• Task goal: Change every "Bar" to "Column" in the data from its first line through the line containing "Segment this screenshot: for", and leave all other text unchanged. Include both of those lines.
## Start Stored records
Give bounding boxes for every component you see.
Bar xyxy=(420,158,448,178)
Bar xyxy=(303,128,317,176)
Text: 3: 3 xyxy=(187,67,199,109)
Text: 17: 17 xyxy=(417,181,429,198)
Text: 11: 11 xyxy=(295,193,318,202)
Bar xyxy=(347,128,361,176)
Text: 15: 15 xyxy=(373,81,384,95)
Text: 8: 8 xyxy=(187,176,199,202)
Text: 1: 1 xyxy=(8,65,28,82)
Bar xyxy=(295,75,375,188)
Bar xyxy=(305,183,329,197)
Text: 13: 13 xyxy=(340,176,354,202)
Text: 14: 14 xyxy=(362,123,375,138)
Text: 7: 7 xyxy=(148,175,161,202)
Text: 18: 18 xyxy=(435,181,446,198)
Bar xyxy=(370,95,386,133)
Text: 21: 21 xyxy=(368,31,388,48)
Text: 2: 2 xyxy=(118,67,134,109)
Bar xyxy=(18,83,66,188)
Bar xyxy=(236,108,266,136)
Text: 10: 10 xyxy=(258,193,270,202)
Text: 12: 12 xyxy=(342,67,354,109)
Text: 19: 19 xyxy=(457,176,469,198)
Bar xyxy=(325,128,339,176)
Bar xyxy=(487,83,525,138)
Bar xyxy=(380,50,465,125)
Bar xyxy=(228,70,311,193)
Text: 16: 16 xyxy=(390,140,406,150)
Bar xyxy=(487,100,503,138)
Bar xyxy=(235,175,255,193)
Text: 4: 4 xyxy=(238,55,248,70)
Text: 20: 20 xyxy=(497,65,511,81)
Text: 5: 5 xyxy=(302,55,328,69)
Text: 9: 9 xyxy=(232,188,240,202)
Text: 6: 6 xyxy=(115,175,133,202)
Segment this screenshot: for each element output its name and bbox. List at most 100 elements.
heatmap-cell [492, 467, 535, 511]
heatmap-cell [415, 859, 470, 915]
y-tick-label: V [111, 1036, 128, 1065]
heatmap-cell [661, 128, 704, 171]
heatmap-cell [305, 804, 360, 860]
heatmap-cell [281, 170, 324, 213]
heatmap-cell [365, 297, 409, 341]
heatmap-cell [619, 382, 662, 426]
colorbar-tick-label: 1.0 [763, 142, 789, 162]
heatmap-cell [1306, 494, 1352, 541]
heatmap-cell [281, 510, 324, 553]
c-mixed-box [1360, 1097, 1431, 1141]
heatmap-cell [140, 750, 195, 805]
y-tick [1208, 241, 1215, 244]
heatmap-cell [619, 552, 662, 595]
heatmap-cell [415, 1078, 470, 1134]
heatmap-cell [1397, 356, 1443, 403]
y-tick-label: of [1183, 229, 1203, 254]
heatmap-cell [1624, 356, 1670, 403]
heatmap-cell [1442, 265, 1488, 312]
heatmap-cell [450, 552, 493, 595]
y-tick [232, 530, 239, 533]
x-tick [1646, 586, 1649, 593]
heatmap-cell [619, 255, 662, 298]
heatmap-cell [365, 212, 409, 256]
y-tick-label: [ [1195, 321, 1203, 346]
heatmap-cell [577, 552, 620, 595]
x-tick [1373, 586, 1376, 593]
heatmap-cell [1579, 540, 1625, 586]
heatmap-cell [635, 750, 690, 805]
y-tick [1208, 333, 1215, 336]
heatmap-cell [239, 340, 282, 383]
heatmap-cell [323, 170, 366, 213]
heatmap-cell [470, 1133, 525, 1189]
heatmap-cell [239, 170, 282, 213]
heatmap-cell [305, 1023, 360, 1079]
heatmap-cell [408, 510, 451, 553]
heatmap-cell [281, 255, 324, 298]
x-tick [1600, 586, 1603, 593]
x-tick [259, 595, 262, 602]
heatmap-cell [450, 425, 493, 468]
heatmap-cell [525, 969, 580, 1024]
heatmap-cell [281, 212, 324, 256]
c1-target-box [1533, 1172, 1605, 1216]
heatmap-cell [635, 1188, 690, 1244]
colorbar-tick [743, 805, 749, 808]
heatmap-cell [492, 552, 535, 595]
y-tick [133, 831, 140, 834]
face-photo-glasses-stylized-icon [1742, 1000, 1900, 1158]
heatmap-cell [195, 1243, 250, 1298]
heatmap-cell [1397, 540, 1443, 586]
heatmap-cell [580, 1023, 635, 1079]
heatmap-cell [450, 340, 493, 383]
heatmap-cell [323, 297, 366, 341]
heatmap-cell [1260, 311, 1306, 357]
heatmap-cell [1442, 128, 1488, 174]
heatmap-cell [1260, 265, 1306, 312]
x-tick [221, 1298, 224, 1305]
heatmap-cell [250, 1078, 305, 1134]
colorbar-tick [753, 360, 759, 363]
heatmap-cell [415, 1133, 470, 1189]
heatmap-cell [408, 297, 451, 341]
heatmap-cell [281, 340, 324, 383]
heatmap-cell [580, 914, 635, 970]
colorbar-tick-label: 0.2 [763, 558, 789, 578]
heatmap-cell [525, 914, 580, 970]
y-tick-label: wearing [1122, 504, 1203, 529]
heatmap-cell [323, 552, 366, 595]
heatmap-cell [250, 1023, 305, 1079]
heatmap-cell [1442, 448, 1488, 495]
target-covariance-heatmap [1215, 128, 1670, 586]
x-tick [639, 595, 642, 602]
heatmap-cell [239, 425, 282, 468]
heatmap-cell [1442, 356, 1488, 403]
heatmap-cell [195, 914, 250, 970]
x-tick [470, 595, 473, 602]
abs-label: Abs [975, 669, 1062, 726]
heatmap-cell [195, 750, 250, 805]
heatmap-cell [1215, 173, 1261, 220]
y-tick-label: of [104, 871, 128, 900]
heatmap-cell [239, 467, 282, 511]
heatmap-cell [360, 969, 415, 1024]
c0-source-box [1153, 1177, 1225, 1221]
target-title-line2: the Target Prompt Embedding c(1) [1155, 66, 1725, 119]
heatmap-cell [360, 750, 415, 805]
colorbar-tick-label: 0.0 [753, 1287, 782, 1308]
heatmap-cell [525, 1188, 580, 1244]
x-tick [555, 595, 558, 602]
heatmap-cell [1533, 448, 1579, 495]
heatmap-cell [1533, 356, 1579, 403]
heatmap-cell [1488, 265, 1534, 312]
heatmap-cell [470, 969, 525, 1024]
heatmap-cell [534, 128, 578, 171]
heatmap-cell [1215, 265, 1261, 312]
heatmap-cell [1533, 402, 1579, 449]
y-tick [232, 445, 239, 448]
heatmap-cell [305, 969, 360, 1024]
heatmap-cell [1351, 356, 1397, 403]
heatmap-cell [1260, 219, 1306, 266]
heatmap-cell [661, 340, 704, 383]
## End Stored records
• Correct answer:
Give bounding boxes for every component you see.
Column xyxy=(420,158,448,178)
Column xyxy=(303,128,317,176)
Text: 3: 3 xyxy=(187,67,199,109)
Text: 17: 17 xyxy=(417,181,429,198)
Text: 11: 11 xyxy=(295,193,318,202)
Column xyxy=(347,128,361,176)
Text: 15: 15 xyxy=(373,81,384,95)
Text: 8: 8 xyxy=(187,176,199,202)
Text: 1: 1 xyxy=(8,65,28,82)
Column xyxy=(295,75,375,188)
Column xyxy=(305,183,329,197)
Text: 13: 13 xyxy=(340,176,354,202)
Text: 14: 14 xyxy=(362,123,375,138)
Text: 7: 7 xyxy=(148,175,161,202)
Text: 18: 18 xyxy=(435,181,446,198)
Column xyxy=(370,95,386,133)
Text: 21: 21 xyxy=(368,31,388,48)
Text: 2: 2 xyxy=(118,67,134,109)
Column xyxy=(18,83,66,188)
Column xyxy=(236,108,266,136)
Text: 10: 10 xyxy=(258,193,270,202)
Text: 12: 12 xyxy=(342,67,354,109)
Text: 19: 19 xyxy=(457,176,469,198)
Column xyxy=(325,128,339,176)
Column xyxy=(487,83,525,138)
Column xyxy=(380,50,465,125)
Column xyxy=(228,70,311,193)
Text: 16: 16 xyxy=(390,140,406,150)
Column xyxy=(487,100,503,138)
Column xyxy=(235,175,255,193)
Text: 4: 4 xyxy=(238,55,248,70)
Text: 20: 20 xyxy=(497,65,511,81)
Text: 5: 5 xyxy=(302,55,328,69)
Text: 9: 9 xyxy=(232,188,240,202)
Text: 6: 6 xyxy=(115,175,133,202)
Segment this screenshot: for each element output its name and bbox. List at most 100 elements.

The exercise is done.